▸ **What to do**
Continue the forum post about TF-TRT conversion failing on 32.7.1 from its last line shown.

▸ **Given text**
[START]

TF-TRT conversion is broken on 32.7.1

tensorflow docker looks like it’s broken.

My Dockerfile:

FROM nvcr.io/nvidia/l4t-tensorflow:r32.7.1-tf2.7-py3

RUN python3 -m pip install tensorflow_datasets

Running with

docker build -t trt_example --file Dockerfile .
docker run -it --rm --gpus all  --privileged --name ""   --volume $PWD:/src:rw  trt_example  bash

I am running this python3 file:

import tensorflow as tf
import tensorflow_datasets as tfds

(ds_train, ds_test), ds_info = tfds.load(
    'mnist',
    split=['train', 'test'],
    shuffle_files=True,
    as_supervised=True,
    with_info=True,
)

def normalize_img(image, label):
  """Normalizes images: `uint8` -> `float32`."""
  return tf.cast(image, tf.float32) / 255., label

ds_train = ds_train.map(
    normalize_img, num_parallel_calls=tf.data.AUTOTUNE)
ds_train = ds_train.cache()
ds_train = ds_train.shuffle(ds_info.splits['train'].num_examples)
ds_train = ds_train.batch(128)
ds_train = ds_train.prefetch(tf.data.AUTOTUNE)

ds_test = ds_test.map(
    normalize_img, num_parallel_calls=tf.data.AUTOTUNE)
ds_test = ds_test.batch(128)
ds_test = ds_test.cache()
ds_test = ds_test.prefetch(tf.data.AUTOTUNE)

model = tf.keras.models.Sequential([
  tf.keras.layers.Flatten(input_shape=(28, 28)),
  tf.keras.layers.Dense(512, activation='relu'),
  tf.keras.layers.Dense(10)
])
model.compile(
    optimizer=tf.keras.optimizers.Adam(0.001),
    loss=tf.keras.losses.SparseCategoricalCrossentropy(from_logits=True),
    metrics=[tf.keras.metrics.SparseCategoricalAccuracy()],
)

model.fit(
    ds_train,
    epochs=6,
    validation_data=ds_test,
)

model.save("saved_model")

But it crashes with:

e.cc:1525] Created device /job:localhost/replica:0/task:0/device:GPU:0 with 4321 MB memory:  -> device: 0, name: Xavier, pci bus id: 0000:00:00.0, compute capability: 7.2
Epoch 1/6
Traceback (most recent call last):
  File "main.py", line 43, in <module>
    validation_data=ds_test,
  File "/usr/local/lib/python3.6/dist-packages/keras/engine/training.py", line 1384, in fit
    tmp_logs = self.train_function(iterator)
  File "/usr/local/lib/python3.6/dist-packages/tensorflow/python/eager/def_function.py", line 910, in __call__
    result = self._call(*args, **kwds)
  File "/usr/local/lib/python3.6/dist-packages/tensorflow/python/eager/def_function.py", line 958, in _call
    self._initialize(args, kwds, add_initializers_to=initializers)
  File "/usr/local/lib/python3.6/dist-packages/tensorflow/python/eager/def_function.py", line 781, in _initialize
    *args, **kwds))

[END]

▸ **Listed records**
[START]

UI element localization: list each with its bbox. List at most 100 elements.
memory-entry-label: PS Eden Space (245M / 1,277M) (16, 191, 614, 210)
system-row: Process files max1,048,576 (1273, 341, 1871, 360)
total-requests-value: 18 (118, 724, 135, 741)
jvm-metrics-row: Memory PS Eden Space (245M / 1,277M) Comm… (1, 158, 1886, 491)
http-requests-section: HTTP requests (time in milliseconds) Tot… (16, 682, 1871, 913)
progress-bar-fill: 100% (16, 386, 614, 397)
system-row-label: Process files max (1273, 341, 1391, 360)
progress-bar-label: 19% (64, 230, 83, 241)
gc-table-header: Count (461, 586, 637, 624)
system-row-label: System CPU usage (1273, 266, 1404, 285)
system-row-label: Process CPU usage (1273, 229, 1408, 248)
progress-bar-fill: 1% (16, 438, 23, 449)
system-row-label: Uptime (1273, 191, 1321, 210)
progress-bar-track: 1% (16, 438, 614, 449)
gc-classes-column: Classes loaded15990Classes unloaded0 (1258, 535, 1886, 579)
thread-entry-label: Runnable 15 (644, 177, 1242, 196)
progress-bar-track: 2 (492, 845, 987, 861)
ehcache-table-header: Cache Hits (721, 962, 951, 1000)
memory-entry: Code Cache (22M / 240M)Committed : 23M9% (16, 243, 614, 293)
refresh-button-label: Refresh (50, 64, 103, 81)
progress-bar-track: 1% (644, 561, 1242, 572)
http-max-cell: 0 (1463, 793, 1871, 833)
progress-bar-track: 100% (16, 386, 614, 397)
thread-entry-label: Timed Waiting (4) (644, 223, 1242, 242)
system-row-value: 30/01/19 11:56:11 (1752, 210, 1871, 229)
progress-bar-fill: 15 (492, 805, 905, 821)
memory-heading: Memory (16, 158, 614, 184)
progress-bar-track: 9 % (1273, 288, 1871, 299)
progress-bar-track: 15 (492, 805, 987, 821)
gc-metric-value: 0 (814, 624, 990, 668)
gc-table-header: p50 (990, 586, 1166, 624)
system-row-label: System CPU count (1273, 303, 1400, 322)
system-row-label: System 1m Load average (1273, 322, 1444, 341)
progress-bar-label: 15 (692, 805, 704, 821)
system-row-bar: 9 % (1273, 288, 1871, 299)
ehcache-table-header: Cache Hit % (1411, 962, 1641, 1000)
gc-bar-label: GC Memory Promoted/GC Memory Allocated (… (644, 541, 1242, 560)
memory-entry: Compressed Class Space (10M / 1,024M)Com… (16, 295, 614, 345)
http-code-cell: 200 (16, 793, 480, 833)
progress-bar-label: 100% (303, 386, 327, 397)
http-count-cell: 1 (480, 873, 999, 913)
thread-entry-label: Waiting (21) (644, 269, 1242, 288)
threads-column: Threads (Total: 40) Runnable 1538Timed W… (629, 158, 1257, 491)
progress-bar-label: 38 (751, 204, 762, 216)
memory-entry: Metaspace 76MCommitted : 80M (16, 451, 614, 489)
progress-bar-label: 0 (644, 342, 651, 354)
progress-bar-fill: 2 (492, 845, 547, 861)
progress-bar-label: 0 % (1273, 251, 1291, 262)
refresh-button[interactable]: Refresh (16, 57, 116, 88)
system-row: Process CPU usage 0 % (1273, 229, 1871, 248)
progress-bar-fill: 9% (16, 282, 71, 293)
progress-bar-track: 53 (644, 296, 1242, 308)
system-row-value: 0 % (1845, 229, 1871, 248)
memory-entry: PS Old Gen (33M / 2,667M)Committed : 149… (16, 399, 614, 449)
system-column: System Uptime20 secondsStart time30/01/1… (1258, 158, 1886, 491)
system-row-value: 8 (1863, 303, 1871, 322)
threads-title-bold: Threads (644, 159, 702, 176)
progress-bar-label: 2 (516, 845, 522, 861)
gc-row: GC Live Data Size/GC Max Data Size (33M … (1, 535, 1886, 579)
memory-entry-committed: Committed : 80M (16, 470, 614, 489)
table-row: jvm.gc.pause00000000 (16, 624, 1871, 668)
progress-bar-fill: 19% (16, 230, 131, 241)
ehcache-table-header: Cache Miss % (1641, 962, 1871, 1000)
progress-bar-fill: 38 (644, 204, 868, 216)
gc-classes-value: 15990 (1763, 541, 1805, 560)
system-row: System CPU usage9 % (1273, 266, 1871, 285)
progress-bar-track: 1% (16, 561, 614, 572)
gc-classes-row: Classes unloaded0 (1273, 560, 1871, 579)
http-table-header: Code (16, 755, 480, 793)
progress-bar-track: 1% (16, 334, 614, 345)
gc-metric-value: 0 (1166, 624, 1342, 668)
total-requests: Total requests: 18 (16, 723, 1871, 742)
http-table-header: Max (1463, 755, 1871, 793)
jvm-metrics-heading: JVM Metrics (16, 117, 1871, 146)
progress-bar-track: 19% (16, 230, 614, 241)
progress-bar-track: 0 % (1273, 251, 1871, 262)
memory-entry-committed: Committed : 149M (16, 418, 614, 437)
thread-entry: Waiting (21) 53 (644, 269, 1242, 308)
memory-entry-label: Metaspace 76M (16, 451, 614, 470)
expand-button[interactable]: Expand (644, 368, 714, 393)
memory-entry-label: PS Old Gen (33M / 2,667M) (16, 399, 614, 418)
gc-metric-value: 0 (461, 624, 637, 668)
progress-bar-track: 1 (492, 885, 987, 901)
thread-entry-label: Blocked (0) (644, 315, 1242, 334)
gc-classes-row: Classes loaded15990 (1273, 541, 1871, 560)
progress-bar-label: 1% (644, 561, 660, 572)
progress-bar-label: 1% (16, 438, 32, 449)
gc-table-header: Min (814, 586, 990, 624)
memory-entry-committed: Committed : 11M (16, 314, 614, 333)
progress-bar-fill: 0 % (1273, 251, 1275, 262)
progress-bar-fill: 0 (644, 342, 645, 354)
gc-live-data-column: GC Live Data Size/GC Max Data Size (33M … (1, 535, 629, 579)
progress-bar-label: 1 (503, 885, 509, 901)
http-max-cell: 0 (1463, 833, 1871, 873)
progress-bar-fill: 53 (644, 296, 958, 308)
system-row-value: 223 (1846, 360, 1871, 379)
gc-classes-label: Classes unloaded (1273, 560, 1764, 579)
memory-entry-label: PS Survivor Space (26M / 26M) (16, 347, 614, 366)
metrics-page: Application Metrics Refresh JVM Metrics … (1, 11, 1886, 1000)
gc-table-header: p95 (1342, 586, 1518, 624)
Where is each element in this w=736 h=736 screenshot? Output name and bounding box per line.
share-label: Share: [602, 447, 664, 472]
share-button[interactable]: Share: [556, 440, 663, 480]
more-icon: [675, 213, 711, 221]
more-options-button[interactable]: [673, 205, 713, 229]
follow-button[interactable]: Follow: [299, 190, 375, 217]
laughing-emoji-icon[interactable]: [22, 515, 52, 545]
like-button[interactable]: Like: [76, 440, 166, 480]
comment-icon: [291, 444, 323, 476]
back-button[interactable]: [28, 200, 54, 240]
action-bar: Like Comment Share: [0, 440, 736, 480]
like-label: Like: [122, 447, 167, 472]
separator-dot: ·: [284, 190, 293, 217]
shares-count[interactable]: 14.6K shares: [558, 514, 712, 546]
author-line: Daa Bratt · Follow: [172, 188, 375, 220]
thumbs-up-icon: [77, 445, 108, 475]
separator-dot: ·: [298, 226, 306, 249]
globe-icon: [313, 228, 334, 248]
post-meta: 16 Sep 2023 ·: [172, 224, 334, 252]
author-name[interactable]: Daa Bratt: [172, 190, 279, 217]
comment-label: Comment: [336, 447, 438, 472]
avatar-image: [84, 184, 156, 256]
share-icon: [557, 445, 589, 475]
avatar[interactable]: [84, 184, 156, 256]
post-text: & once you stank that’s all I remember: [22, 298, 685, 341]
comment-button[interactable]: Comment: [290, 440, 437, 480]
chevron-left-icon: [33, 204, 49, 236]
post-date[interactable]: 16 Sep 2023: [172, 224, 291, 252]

[END]

▸ **Answer to this exercise**
  File "/usr/local/lib/python3.6/dist-packages/tensorflow/python/eager/function.py", line 3157, in _get_concrete_function_internal_garbage_collected
    graph_function, _ = self._maybe_define_function(args, kwargs)
  File "/usr/local/lib/python3.6/dist-packages/tensorflow/python/eager/function.py", line 3557, in _maybe_define_function
    graph_function = self._create_graph_function(args, kwargs)
  File "/usr/local/lib/python3.6/dist-packages/tensorflow/python/eager/function.py", line 3402, in _create_graph_function
    capture_by_value=self._capture_by_value),
  File "/usr/local/lib/python3.6/dist-packages/tensorflow/python/framework/func_graph.py", line 1143, in func_graph_from_py_func
    func_outputs = python_func(*func_args, **func_kwargs)
  File "/usr/local/lib/python3.6/dist-packages/tensorflow/python/eager/def_function.py", line 672, in wrapped_fn
    out = weak_wrapped_fn().__wrapped__(*args, **kwds)
  File "/usr/local/lib/python3.6/dist-packages/tensorflow/python/framework/func_graph.py", line 1129, in autograph_handler
    raise e.ag_error_metadata.to_exception(e)
AttributeError: in user code:

    File "/usr/local/lib/python3.6/dist-packages/keras/engine/training.py", line 1021, in train_function  *
        return step_function(self, iterator)
    File "/usr/local/lib/python3.6/dist-packages/keras/engine/training.py", line 1010, in step_function  **
        outputs = model.distribute_strategy.run(run_step, args=(data,))
    File "/usr/local/lib/python3.6/dist-packages/keras/engine/training.py", line 1000, in run_step  **
        outputs = model.train_step(data)
    File "/usr/local/lib/python3.6/dist-packages/keras/engine/training.py", line 863, in train_step
        self.optimizer.minimize(loss, self.trainable_variables, tape=tape)
    File "/usr/local/lib/python3.6/dist-packages/keras/optimizer_v2/optimizer_v2.py", line 532, in minimize
        return self.apply_gradients(grads_and_vars, name=name)
    File "/usr/local/lib/python3.6/dist-packages/keras/optimizer_v2/optimizer_v2.py", line 668, in apply_gradients
        grads_and_vars = self._aggregate_gradients(grads_and_vars)
    File "/usr/local/lib/python3.6/dist-packages/keras/optimizer_v2/optimizer_v2.py", line 484, in _aggregate_gradients
        return self.gradient_aggregator(grads_and_vars)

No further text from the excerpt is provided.